%%
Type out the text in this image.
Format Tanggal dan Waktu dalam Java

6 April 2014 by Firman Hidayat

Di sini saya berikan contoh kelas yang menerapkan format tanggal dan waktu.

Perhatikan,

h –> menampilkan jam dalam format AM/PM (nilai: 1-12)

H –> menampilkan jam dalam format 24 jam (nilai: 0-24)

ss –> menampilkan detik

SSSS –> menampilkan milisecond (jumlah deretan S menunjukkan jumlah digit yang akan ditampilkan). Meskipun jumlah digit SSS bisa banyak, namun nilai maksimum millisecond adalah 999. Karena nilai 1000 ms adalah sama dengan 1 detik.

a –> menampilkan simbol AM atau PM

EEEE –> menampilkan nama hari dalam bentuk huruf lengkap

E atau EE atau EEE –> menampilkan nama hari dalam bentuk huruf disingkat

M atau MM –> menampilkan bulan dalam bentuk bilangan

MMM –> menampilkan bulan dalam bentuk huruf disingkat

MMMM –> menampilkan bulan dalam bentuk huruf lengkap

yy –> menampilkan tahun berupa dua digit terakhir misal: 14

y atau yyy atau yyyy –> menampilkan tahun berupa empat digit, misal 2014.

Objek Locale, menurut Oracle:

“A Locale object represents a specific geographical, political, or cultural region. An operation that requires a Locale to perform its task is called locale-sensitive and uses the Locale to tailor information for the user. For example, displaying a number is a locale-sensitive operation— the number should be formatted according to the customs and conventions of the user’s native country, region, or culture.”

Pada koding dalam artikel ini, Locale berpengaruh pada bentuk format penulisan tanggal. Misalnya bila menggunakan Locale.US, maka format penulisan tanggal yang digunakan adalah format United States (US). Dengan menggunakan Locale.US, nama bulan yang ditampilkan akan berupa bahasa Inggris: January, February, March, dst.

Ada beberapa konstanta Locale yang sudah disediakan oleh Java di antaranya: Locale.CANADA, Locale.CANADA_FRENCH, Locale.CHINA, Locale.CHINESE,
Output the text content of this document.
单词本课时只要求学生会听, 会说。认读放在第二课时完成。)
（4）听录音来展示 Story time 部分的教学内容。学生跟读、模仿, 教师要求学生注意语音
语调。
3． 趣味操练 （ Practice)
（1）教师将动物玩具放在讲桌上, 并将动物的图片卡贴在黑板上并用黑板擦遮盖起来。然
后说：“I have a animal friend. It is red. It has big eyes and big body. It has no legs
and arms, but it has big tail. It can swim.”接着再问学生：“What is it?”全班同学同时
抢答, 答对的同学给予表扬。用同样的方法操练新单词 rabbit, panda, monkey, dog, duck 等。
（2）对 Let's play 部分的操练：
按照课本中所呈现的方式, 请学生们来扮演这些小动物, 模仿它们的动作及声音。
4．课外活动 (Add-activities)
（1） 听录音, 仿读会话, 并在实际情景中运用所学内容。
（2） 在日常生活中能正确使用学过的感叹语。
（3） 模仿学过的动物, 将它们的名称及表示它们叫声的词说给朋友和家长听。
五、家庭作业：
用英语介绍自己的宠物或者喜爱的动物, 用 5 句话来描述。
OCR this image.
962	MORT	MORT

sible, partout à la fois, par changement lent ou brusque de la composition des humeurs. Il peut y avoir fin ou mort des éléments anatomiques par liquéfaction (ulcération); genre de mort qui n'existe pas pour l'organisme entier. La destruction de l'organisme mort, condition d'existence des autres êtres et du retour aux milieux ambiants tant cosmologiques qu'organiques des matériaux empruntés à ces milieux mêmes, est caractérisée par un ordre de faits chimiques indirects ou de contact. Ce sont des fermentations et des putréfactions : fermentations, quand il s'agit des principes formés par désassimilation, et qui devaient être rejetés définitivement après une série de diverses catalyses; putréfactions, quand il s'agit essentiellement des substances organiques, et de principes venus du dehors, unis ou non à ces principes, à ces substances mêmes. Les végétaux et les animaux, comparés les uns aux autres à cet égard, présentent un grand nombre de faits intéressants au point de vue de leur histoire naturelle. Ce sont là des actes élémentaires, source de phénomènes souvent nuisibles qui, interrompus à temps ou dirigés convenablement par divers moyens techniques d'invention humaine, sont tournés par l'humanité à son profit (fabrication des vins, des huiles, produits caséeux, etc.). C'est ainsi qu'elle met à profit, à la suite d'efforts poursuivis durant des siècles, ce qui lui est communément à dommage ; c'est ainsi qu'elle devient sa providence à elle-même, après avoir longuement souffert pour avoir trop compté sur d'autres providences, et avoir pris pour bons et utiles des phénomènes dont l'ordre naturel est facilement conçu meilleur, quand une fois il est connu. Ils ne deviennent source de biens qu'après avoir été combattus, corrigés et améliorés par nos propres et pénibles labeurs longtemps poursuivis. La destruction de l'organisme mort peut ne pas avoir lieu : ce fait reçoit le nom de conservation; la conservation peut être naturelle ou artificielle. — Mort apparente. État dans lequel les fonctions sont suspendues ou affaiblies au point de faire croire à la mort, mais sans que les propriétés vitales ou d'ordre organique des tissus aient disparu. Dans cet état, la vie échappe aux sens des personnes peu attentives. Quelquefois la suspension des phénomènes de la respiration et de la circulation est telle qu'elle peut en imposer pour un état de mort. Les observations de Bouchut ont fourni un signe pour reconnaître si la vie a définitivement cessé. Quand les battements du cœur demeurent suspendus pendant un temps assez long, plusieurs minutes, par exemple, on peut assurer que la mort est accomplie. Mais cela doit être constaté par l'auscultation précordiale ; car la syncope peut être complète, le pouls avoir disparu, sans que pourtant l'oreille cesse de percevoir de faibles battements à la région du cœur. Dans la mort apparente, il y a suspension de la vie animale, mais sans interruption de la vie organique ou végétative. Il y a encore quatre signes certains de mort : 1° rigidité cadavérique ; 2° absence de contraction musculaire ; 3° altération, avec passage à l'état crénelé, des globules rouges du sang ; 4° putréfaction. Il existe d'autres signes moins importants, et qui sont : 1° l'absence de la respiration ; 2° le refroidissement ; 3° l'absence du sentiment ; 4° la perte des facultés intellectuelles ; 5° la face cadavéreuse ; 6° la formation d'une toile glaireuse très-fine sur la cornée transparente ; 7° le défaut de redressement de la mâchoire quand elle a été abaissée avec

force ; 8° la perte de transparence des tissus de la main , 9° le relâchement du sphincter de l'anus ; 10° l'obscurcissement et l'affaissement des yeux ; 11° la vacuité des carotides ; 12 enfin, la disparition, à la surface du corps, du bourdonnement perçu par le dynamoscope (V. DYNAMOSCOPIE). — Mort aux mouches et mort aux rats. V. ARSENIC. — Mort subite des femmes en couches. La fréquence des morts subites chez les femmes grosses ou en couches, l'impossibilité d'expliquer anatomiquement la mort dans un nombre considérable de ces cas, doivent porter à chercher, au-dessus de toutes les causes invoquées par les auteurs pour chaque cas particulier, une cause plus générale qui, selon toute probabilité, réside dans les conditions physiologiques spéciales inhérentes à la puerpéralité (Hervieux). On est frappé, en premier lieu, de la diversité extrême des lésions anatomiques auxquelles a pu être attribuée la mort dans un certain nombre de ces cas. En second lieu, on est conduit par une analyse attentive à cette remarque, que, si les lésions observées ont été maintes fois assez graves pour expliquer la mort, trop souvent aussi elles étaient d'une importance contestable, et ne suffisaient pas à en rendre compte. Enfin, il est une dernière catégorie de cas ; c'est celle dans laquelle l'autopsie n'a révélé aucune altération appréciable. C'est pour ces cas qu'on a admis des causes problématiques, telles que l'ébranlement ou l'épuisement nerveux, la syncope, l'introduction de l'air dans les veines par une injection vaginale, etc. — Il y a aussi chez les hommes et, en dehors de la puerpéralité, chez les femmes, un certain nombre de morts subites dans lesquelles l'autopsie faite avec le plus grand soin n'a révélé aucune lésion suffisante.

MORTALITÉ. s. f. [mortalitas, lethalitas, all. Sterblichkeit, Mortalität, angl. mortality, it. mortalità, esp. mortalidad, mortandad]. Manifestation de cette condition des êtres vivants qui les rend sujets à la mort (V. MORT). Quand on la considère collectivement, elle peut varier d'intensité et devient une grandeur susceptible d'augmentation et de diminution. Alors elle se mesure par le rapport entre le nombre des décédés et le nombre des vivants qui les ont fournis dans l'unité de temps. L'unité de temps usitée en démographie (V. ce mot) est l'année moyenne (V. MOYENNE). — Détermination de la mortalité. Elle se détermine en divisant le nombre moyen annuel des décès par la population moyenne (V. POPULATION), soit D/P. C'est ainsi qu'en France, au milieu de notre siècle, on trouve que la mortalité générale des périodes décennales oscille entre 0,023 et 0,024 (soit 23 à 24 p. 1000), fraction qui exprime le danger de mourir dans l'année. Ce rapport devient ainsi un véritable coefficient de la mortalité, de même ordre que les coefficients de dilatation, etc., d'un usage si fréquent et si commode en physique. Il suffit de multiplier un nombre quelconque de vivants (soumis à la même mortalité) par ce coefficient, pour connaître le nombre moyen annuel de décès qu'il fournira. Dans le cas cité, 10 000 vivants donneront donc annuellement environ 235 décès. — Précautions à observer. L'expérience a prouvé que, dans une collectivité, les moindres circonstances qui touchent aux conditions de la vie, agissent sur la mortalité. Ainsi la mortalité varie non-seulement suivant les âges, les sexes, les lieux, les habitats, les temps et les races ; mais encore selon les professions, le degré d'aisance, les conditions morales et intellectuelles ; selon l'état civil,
%%
Directions for this task: State how many lines of the entries above include the word "nilai", offering no text other than the number.

Solution: 3